--- Start Provided records ---

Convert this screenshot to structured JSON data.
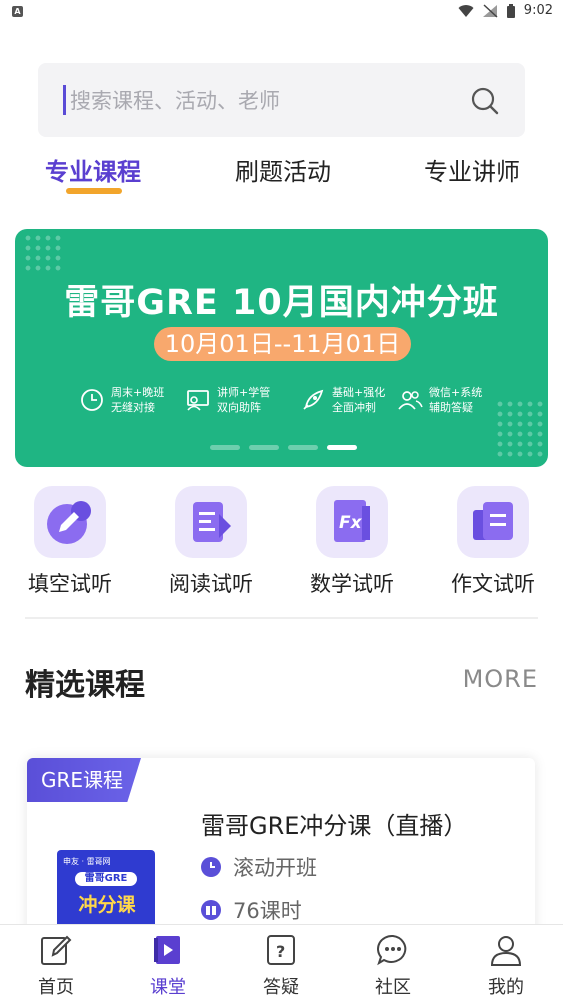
{
  "status_bar": {
    "time": "9:02",
    "left_badge": "A"
  },
  "search": {
    "placeholder": "搜索课程、活动、老师"
  },
  "tabs": [
    {
      "label": "专业课程",
      "active": true
    },
    {
      "label": "刷题活动",
      "active": false
    },
    {
      "label": "专业讲师",
      "active": false
    }
  ],
  "banner": {
    "title": "雷哥GRE 10月国内冲分班",
    "date_range": "10月01日--11月01日",
    "features": [
      {
        "line1": "周末+晚班",
        "line2": "无缝对接",
        "icon": "clock-icon"
      },
      {
        "line1": "讲师+学管",
        "line2": "双向助阵",
        "icon": "teacher-icon"
      },
      {
        "line1": "基础+强化",
        "line2": "全面冲刺",
        "icon": "rocket-icon"
      },
      {
        "line1": "微信+系统",
        "line2": "辅助答疑",
        "icon": "users-icon"
      }
    ],
    "carousel_active_index": 3,
    "carousel_count": 4,
    "background_color": "#1fb583",
    "pill_color": "#f8a86d"
  },
  "quick_entries": [
    {
      "label": "填空试听",
      "icon": "pencil-chat-icon"
    },
    {
      "label": "阅读试听",
      "icon": "document-icon"
    },
    {
      "label": "数学试听",
      "icon": "fx-book-icon"
    },
    {
      "label": "作文试听",
      "icon": "essay-icon"
    }
  ],
  "section": {
    "title": "精选课程",
    "more_label": "MORE"
  },
  "course_card": {
    "tag": "GRE课程",
    "title": "雷哥GRE冲分课（直播）",
    "schedule": "滚动开班",
    "lessons": "76课时",
    "cover": {
      "brand": "申友 · 雷哥网",
      "subtitle": "雷哥GRE",
      "main": "冲分课"
    }
  },
  "bottom_nav": [
    {
      "label": "首页",
      "icon": "pencil-square-icon",
      "active": false
    },
    {
      "label": "课堂",
      "icon": "play-book-icon",
      "active": true
    },
    {
      "label": "答疑",
      "icon": "question-icon",
      "active": false
    },
    {
      "label": "社区",
      "icon": "chat-dots-icon",
      "active": false
    },
    {
      "label": "我的",
      "icon": "person-icon",
      "active": false
    }
  ],
  "colors": {
    "accent": "#5a3fd0",
    "tab_underline": "#f2a52b",
    "icon_bg": "#ece7fb"
  }
}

--- End Provided records ---

# [Given task]
Quote the records above in full, dropping each picture.

# [Response]
Convert this screenshot to structured JSON data.
{
  "status_bar": {
    "time": "9:02",
    "left_badge": "A"
  },
  "search": {
    "placeholder": "搜索课程、活动、老师"
  },
  "tabs": [
    {
      "label": "专业课程",
      "active": true
    },
    {
      "label": "刷题活动",
      "active": false
    },
    {
      "label": "专业讲师",
      "active": false
    }
  ],
  "banner": {
    "title": "雷哥GRE 10月国内冲分班",
    "date_range": "10月01日--11月01日",
    "features": [
      {
        "line1": "周末+晚班",
        "line2": "无缝对接",
        "icon": "clock-icon"
      },
      {
        "line1": "讲师+学管",
        "line2": "双向助阵",
        "icon": "teacher-icon"
      },
      {
        "line1": "基础+强化",
        "line2": "全面冲刺",
        "icon": "rocket-icon"
      },
      {
        "line1": "微信+系统",
        "line2": "辅助答疑",
        "icon": "users-icon"
      }
    ],
    "carousel_active_index": 3,
    "carousel_count": 4,
    "background_color": "#1fb583",
    "pill_color": "#f8a86d"
  },
  "quick_entries": [
    {
      "label": "填空试听",
      "icon": "pencil-chat-icon"
    },
    {
      "label": "阅读试听",
      "icon": "document-icon"
    },
    {
      "label": "数学试听",
      "icon": "fx-book-icon"
    },
    {
      "label": "作文试听",
      "icon": "essay-icon"
    }
  ],
  "section": {
    "title": "精选课程",
    "more_label": "MORE"
  },
  "course_card": {
    "tag": "GRE课程",
    "title": "雷哥GRE冲分课（直播）",
    "schedule": "滚动开班",
    "lessons": "76课时",
    "cover": {
      "brand": "申友 · 雷哥网",
      "subtitle": "雷哥GRE",
      "main": "冲分课"
    }
  },
  "bottom_nav": [
    {
      "label": "首页",
      "icon": "pencil-square-icon",
      "active": false
    },
    {
      "label": "课堂",
      "icon": "play-book-icon",
      "active": true
    },
    {
      "label": "答疑",
      "icon": "question-icon",
      "active": false
    },
    {
      "label": "社区",
      "icon": "chat-dots-icon",
      "active": false
    },
    {
      "label": "我的",
      "icon": "person-icon",
      "active": false
    }
  ],
  "colors": {
    "accent": "#5a3fd0",
    "tab_underline": "#f2a52b",
    "icon_bg": "#ece7fb"
  }
}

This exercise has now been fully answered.